> _Rows from a dataset_:
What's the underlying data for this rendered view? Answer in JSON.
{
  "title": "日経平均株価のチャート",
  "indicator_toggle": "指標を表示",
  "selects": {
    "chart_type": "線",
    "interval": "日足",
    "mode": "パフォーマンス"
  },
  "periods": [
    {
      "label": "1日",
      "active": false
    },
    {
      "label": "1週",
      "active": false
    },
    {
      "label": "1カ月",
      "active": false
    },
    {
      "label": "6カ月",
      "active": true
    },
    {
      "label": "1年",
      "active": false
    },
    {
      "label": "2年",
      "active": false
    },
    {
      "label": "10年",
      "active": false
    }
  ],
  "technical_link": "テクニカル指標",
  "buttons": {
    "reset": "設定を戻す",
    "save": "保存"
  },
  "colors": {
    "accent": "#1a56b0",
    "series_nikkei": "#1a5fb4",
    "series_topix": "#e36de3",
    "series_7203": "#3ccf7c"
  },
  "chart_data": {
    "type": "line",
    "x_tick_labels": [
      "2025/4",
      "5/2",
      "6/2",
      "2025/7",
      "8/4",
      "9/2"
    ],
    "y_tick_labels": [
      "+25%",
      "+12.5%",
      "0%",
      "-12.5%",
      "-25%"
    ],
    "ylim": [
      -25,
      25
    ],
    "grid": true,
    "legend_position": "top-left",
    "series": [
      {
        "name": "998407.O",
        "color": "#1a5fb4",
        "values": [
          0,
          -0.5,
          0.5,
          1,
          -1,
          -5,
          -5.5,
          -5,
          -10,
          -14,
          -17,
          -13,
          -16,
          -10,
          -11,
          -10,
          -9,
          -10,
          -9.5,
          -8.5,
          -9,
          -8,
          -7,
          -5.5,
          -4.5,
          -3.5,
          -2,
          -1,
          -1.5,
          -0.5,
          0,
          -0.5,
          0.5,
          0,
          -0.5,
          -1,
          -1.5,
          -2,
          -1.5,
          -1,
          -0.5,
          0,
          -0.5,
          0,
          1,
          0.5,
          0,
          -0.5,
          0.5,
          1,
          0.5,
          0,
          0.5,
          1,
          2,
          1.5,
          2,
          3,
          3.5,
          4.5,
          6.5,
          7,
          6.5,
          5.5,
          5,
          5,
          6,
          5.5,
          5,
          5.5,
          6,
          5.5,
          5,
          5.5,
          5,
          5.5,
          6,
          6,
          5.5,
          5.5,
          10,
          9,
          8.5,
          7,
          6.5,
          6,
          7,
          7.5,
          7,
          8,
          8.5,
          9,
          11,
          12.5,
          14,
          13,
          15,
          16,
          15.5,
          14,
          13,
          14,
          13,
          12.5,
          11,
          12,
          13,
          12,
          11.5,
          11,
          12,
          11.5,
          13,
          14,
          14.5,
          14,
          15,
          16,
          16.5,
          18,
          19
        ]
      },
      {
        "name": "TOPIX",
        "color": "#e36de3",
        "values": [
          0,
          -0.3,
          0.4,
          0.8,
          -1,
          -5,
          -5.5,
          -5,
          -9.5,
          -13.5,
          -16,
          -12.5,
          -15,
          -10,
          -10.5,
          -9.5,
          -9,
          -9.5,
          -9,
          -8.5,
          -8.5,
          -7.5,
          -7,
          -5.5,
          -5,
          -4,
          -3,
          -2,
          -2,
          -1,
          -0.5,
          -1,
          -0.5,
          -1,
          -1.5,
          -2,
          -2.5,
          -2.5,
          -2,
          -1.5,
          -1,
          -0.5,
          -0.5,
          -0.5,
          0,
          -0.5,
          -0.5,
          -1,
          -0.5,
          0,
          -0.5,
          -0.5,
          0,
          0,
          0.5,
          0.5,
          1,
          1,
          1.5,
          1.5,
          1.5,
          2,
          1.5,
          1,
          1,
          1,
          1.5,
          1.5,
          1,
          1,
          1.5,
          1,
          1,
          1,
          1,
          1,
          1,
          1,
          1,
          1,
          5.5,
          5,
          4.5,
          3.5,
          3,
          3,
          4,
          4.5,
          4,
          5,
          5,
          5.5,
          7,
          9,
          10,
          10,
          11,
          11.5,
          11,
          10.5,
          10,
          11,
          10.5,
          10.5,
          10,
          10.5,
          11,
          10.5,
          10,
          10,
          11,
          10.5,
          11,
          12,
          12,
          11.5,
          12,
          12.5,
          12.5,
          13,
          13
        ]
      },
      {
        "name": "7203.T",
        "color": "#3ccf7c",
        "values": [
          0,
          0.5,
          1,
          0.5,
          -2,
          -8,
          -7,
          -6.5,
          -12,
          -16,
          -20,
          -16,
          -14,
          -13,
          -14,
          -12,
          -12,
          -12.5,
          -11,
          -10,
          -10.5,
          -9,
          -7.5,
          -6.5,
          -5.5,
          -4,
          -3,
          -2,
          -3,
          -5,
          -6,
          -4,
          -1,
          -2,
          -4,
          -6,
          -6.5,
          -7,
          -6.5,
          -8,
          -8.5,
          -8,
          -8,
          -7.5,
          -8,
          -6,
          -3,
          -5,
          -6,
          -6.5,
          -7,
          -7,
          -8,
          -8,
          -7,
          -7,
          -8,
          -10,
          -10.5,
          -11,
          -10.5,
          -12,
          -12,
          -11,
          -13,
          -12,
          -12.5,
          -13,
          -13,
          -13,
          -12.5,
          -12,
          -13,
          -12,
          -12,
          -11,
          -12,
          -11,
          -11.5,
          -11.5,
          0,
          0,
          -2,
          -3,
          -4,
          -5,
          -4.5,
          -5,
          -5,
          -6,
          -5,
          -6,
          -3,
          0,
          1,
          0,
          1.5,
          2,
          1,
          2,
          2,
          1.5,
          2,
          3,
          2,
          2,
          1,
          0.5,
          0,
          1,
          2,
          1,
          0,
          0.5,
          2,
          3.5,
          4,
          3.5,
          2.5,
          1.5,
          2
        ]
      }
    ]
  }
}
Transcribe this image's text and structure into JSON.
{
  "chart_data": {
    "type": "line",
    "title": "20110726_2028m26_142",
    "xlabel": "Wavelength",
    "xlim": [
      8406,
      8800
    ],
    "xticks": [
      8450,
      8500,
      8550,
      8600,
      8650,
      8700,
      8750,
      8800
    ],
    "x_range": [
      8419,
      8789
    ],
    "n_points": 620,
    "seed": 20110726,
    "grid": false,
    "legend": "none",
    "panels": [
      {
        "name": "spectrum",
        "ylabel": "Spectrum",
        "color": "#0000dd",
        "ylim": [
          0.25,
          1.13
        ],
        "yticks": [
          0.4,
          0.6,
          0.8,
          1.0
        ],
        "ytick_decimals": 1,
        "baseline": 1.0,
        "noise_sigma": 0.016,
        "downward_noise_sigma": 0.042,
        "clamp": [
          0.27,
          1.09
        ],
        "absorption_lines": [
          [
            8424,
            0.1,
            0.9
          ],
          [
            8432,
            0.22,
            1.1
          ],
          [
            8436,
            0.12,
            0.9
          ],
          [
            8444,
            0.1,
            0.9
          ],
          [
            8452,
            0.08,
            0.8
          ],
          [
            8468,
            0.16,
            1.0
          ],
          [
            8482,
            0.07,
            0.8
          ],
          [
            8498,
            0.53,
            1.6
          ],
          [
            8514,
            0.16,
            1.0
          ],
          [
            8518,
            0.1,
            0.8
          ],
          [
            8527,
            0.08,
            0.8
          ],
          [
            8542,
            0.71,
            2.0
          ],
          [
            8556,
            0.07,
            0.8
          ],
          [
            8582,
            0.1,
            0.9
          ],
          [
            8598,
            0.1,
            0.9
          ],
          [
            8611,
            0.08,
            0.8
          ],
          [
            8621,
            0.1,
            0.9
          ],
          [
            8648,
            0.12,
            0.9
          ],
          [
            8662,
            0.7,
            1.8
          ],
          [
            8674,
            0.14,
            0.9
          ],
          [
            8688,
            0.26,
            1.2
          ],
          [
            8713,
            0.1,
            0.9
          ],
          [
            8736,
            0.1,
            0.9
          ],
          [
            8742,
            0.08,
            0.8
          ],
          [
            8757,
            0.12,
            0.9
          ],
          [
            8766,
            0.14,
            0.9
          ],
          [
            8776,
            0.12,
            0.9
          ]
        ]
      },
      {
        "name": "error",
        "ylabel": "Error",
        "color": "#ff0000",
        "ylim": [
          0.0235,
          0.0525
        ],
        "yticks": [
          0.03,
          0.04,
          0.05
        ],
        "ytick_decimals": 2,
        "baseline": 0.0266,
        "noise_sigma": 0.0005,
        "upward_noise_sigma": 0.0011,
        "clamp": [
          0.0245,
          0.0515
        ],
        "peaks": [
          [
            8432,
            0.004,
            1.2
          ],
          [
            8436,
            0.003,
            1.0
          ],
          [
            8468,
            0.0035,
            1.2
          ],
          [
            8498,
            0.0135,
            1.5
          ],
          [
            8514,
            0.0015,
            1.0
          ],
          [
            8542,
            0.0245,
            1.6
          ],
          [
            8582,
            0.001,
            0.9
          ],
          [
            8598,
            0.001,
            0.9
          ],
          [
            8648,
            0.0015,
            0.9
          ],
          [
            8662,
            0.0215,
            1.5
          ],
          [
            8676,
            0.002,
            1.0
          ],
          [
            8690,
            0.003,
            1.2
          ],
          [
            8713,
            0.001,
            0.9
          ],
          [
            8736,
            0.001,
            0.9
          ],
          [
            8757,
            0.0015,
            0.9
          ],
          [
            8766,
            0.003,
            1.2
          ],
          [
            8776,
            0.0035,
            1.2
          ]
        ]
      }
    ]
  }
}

> _INSTRUCTIONS FOR THE TASK_: Find the word "JSON" and list each line it appears in.

> _EXERCISE ANSWER_:
What's the underlying data for this rendered view? Answer in JSON.
Transcribe this image's text and structure into JSON.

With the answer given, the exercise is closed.